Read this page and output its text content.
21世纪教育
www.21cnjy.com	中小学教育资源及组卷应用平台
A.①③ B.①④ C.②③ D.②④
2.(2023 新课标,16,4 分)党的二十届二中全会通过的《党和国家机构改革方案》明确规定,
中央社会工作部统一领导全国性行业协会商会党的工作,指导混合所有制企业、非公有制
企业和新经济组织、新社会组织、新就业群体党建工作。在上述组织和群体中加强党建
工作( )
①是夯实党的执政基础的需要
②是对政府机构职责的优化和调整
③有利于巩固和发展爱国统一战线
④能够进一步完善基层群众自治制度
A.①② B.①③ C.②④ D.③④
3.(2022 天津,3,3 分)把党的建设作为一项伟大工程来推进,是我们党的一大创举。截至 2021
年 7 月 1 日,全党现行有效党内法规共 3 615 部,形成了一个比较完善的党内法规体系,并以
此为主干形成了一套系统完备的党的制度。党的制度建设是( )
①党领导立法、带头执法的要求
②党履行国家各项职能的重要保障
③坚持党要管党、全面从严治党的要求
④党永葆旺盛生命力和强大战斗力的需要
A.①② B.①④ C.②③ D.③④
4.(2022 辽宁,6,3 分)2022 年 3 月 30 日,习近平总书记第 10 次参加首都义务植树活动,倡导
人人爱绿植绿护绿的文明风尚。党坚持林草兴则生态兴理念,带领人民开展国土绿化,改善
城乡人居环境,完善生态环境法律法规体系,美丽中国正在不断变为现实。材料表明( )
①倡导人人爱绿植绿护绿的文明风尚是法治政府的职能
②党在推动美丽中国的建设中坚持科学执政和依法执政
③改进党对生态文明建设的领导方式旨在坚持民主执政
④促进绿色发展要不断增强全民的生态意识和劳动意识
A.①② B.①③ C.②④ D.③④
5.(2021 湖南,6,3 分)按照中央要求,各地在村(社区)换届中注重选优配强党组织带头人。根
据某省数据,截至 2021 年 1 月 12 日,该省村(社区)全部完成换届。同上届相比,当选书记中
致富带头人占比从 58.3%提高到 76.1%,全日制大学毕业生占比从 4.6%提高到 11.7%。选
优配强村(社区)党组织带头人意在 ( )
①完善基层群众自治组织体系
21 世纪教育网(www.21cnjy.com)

□ □ □ □ □

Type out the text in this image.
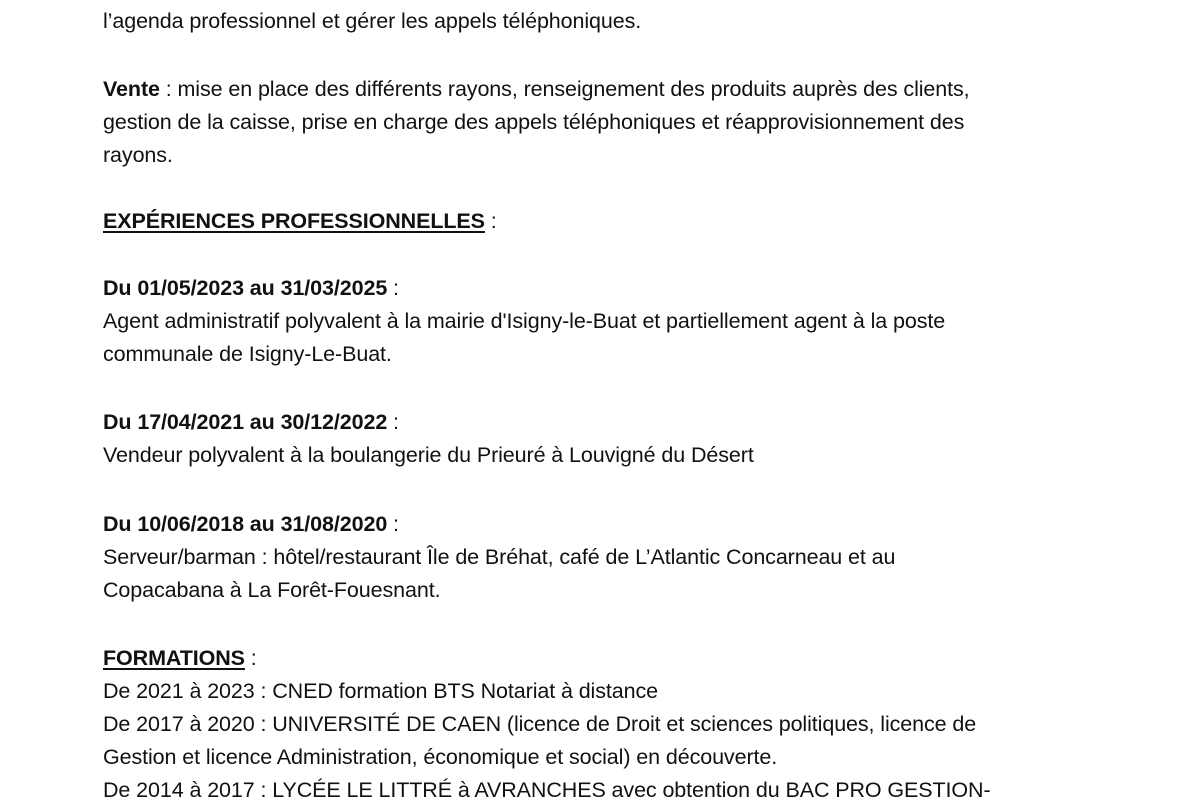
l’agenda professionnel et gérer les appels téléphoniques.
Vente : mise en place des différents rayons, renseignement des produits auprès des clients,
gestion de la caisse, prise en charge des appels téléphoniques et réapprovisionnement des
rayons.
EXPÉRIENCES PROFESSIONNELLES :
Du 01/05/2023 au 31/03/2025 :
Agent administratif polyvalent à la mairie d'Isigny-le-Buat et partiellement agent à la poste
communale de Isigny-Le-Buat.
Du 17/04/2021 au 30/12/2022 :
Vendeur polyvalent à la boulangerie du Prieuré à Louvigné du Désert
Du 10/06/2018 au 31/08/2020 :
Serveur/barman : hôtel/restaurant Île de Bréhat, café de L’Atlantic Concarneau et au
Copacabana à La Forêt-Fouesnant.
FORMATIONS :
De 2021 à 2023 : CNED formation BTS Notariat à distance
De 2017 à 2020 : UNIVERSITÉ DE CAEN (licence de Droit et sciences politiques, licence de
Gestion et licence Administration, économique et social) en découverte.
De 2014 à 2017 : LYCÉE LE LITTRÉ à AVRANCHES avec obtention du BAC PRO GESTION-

□ □ □ □ □

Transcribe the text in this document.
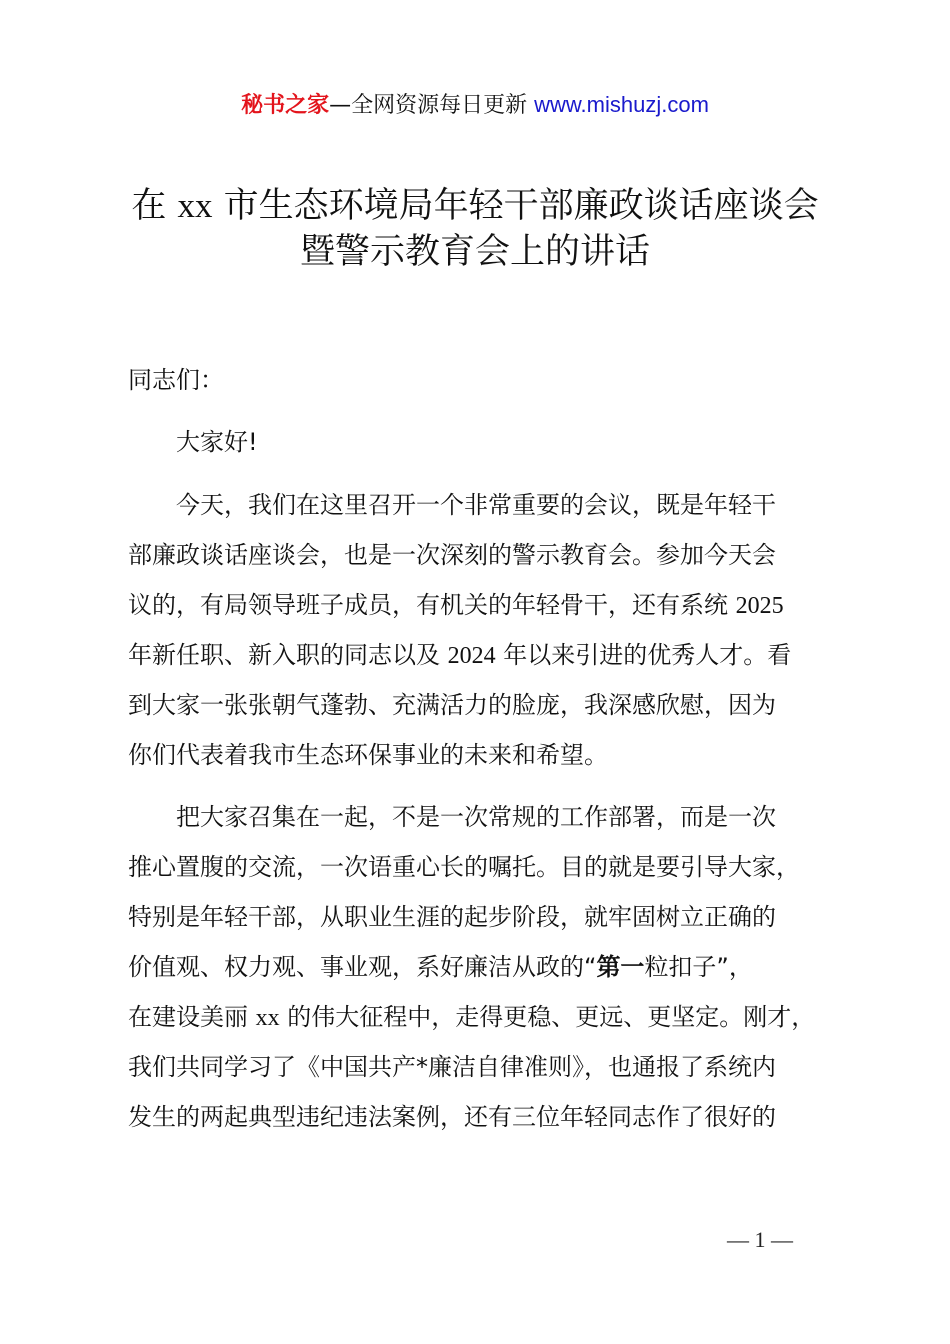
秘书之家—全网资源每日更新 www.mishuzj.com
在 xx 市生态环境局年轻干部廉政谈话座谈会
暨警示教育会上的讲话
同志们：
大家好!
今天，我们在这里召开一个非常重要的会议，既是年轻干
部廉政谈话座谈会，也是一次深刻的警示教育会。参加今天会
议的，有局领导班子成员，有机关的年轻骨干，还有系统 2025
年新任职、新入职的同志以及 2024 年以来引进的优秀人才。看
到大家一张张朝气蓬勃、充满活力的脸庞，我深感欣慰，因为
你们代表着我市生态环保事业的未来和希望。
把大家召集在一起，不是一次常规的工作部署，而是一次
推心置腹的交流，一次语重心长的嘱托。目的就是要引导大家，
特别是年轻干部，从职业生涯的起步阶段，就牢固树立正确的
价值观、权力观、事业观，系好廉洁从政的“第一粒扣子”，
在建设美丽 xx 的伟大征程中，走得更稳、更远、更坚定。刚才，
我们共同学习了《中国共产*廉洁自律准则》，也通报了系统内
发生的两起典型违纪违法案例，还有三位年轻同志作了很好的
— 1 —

□ □ □ □ □

**TASK**
Review the material and copy each line in which the word "téléphoniques" appears.

**COMPLETE RESPONSE**
l’agenda professionnel et gérer les appels téléphoniques.
gestion de la caisse, prise en charge des appels téléphoniques et réapprovisionnement des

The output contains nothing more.